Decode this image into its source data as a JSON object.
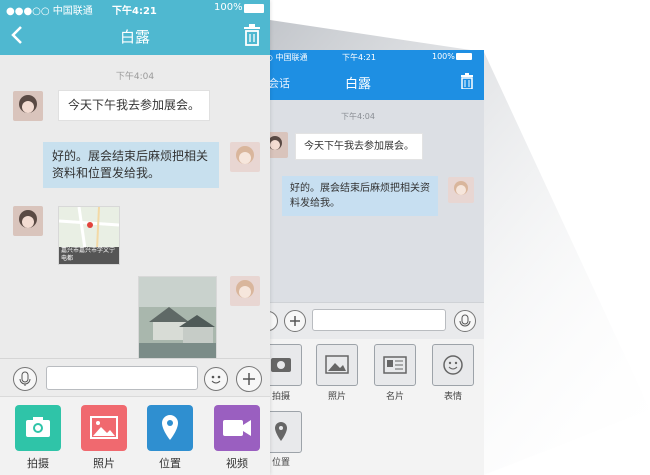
{
  "status_bar": {
    "carrier": "●●●○○ 中国联通",
    "time": "下午4:21",
    "battery": "100%"
  },
  "front": {
    "title": "白露",
    "timestamp": "下午4:04",
    "msg_incoming": "今天下午我去参加展会。",
    "msg_outgoing": "好的。展会结束后麻烦把相关资料和位置发给我。",
    "map_caption": "嘉兴市嘉兴市学文宁电都",
    "panel": [
      {
        "label": "拍摄",
        "color": "#2fc4a8",
        "icon": "camera-icon"
      },
      {
        "label": "照片",
        "color": "#f0696f",
        "icon": "photo-icon"
      },
      {
        "label": "位置",
        "color": "#2f8fd0",
        "icon": "location-icon"
      },
      {
        "label": "视频",
        "color": "#9a5fc0",
        "icon": "video-icon"
      }
    ]
  },
  "back": {
    "title": "白露",
    "back_label": "会话",
    "timestamp": "下午4:04",
    "msg_incoming": "今天下午我去参加展会。",
    "msg_outgoing": "好的。展会结束后麻烦把相关资料发给我。",
    "panel": [
      {
        "label": "拍摄",
        "icon": "camera-icon"
      },
      {
        "label": "照片",
        "icon": "photo-icon"
      },
      {
        "label": "名片",
        "icon": "card-icon"
      },
      {
        "label": "表情",
        "icon": "emoji-icon"
      },
      {
        "label": "位置",
        "icon": "location-icon"
      }
    ]
  },
  "colors": {
    "front_bar": "#4fb8d0",
    "back_bar": "#1e8fe3",
    "bubble_out": "#c8e0ee"
  }
}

□ □ □ □ □

- _Task goal_:
Set the pictures aside and transcribe the data above exactly.

- _Solution to the problem_:
Decode this image into its source data as a JSON object.
{
  "status_bar": {
    "carrier": "●●●○○ 中国联通",
    "time": "下午4:21",
    "battery": "100%"
  },
  "front": {
    "title": "白露",
    "timestamp": "下午4:04",
    "msg_incoming": "今天下午我去参加展会。",
    "msg_outgoing": "好的。展会结束后麻烦把相关资料和位置发给我。",
    "map_caption": "嘉兴市嘉兴市学文宁电都",
    "panel": [
      {
        "label": "拍摄",
        "color": "#2fc4a8",
        "icon": "camera-icon"
      },
      {
        "label": "照片",
        "color": "#f0696f",
        "icon": "photo-icon"
      },
      {
        "label": "位置",
        "color": "#2f8fd0",
        "icon": "location-icon"
      },
      {
        "label": "视频",
        "color": "#9a5fc0",
        "icon": "video-icon"
      }
    ]
  },
  "back": {
    "title": "白露",
    "back_label": "会话",
    "timestamp": "下午4:04",
    "msg_incoming": "今天下午我去参加展会。",
    "msg_outgoing": "好的。展会结束后麻烦把相关资料发给我。",
    "panel": [
      {
        "label": "拍摄",
        "icon": "camera-icon"
      },
      {
        "label": "照片",
        "icon": "photo-icon"
      },
      {
        "label": "名片",
        "icon": "card-icon"
      },
      {
        "label": "表情",
        "icon": "emoji-icon"
      },
      {
        "label": "位置",
        "icon": "location-icon"
      }
    ]
  },
  "colors": {
    "front_bar": "#4fb8d0",
    "back_bar": "#1e8fe3",
    "bubble_out": "#c8e0ee"
  }
}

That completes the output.